_What you need to do_
In the entries below, spot each line with the word "frac" and copy it.

_Material for this exercise_

---------------

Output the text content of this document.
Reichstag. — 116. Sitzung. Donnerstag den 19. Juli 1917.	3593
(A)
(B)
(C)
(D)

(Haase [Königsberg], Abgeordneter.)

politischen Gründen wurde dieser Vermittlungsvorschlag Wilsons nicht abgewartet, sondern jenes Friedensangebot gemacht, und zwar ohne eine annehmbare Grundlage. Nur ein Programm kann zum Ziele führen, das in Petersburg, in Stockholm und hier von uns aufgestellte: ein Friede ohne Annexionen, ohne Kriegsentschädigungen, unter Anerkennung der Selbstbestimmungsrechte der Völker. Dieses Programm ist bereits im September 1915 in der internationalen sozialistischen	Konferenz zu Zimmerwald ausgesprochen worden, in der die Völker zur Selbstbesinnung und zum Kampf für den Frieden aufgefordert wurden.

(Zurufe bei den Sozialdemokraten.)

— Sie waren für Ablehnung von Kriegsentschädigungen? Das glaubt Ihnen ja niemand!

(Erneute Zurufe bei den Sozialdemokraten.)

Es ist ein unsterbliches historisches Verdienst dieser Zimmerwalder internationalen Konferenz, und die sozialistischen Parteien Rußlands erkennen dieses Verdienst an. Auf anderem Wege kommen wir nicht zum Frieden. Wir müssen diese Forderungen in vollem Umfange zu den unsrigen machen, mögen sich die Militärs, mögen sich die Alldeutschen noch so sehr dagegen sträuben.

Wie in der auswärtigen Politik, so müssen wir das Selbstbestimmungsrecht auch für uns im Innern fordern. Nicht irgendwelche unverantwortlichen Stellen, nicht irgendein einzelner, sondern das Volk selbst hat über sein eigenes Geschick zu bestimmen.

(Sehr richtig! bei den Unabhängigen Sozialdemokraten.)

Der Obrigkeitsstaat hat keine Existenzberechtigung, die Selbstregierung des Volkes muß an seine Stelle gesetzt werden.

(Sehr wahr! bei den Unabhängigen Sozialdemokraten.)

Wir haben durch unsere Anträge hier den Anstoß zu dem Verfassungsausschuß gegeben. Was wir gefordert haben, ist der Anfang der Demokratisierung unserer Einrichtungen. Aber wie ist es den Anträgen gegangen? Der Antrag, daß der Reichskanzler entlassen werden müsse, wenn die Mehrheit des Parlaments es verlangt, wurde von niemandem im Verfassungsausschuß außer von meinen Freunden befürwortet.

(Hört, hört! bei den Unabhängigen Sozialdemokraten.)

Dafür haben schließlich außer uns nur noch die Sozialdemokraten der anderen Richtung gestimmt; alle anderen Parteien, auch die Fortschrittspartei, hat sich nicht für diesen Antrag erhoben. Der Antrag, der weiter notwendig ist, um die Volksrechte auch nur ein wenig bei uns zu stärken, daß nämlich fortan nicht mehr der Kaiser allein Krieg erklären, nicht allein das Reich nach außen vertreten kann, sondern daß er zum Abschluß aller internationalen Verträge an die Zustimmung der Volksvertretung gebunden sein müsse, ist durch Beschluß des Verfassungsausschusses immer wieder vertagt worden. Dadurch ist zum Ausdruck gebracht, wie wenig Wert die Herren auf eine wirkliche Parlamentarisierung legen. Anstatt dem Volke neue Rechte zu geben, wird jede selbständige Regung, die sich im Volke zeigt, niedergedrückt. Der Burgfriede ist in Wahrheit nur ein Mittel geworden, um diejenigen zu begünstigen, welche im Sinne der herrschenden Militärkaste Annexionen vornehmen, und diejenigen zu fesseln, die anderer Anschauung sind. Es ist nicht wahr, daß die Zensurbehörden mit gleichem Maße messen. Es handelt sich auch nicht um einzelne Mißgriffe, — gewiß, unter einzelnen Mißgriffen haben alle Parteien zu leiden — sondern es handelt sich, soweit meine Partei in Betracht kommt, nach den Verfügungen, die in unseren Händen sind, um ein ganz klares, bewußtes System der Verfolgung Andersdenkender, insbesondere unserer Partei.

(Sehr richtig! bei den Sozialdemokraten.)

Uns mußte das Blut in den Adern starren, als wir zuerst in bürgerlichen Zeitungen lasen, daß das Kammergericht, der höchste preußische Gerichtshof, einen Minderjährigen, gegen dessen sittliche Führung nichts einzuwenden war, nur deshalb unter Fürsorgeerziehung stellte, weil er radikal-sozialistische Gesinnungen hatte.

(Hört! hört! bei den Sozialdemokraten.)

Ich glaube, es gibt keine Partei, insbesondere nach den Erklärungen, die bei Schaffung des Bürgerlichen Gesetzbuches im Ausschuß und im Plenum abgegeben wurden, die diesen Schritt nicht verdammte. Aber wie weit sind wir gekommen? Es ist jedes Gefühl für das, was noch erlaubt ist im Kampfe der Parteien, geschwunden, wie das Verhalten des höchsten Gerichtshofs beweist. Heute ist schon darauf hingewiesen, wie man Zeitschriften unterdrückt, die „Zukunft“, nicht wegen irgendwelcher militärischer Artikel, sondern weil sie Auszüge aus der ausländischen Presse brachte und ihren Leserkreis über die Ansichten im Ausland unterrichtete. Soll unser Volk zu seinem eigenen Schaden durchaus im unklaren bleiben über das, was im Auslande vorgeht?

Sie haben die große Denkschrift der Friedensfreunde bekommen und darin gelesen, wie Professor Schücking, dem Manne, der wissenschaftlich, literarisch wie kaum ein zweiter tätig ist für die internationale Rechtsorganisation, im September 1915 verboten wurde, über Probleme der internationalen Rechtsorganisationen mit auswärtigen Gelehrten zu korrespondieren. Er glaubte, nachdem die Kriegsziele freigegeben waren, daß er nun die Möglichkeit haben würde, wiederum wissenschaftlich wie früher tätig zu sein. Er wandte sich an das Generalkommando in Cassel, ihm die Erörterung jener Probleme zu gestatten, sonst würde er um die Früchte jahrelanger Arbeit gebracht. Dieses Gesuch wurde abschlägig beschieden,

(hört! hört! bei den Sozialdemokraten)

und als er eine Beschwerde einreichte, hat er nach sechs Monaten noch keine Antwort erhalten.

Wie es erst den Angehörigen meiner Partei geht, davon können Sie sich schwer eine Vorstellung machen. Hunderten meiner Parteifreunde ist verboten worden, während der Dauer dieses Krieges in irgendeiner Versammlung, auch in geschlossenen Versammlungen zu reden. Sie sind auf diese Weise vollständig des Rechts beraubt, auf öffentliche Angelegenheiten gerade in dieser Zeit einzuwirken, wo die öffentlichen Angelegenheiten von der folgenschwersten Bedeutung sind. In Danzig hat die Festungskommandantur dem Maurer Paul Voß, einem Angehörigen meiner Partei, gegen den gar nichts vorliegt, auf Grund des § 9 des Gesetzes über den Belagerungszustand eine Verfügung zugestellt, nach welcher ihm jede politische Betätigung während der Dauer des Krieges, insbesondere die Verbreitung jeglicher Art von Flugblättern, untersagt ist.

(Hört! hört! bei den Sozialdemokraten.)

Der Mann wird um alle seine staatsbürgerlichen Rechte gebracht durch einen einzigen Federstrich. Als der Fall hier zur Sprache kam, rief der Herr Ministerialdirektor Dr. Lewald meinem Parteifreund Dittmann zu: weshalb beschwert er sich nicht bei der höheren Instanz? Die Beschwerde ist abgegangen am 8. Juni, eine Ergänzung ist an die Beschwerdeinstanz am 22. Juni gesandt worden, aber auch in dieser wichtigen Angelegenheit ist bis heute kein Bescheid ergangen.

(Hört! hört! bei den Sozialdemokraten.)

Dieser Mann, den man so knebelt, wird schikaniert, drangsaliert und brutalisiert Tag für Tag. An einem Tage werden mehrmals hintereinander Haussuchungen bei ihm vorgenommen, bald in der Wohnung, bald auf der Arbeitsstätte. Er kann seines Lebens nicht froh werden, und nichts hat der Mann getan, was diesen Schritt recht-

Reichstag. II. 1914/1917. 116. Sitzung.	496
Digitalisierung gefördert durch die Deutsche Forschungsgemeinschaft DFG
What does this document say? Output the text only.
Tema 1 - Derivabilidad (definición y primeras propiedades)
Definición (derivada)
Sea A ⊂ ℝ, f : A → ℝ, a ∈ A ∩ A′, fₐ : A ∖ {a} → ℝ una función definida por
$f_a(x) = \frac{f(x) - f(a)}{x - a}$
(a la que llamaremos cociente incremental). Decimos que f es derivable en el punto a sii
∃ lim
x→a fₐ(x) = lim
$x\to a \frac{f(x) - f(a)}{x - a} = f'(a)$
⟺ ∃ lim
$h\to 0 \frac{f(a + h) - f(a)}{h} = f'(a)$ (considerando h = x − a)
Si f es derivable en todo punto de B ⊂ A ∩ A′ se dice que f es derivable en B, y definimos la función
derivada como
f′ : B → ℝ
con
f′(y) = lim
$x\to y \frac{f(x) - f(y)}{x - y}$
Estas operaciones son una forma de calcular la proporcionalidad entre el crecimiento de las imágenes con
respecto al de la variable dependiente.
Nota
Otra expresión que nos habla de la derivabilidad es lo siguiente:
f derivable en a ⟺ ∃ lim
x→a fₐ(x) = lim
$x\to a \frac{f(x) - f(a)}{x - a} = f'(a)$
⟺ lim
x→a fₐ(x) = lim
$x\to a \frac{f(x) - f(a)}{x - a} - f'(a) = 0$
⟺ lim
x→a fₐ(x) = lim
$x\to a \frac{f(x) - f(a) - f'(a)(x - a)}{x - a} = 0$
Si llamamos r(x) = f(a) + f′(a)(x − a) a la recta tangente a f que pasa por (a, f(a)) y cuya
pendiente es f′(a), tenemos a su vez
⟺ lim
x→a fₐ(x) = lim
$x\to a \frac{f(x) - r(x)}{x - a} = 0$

---------------

_Answer for the task_
$f_a(x) = \frac{f(x) - f(a)}{x - a}$
$x\to a \frac{f(x) - f(a)}{x - a} = f'(a)$
$h\to 0 \frac{f(a + h) - f(a)}{h} = f'(a)$ (considerando h = x − a)
$x\to y \frac{f(x) - f(y)}{x - y}$
$x\to a \frac{f(x) - f(a)}{x - a} = f'(a)$
$x\to a \frac{f(x) - f(a)}{x - a} - f'(a) = 0$
$x\to a \frac{f(x) - f(a) - f'(a)(x - a)}{x - a} = 0$
$x\to a \frac{f(x) - r(x)}{x - a} = 0$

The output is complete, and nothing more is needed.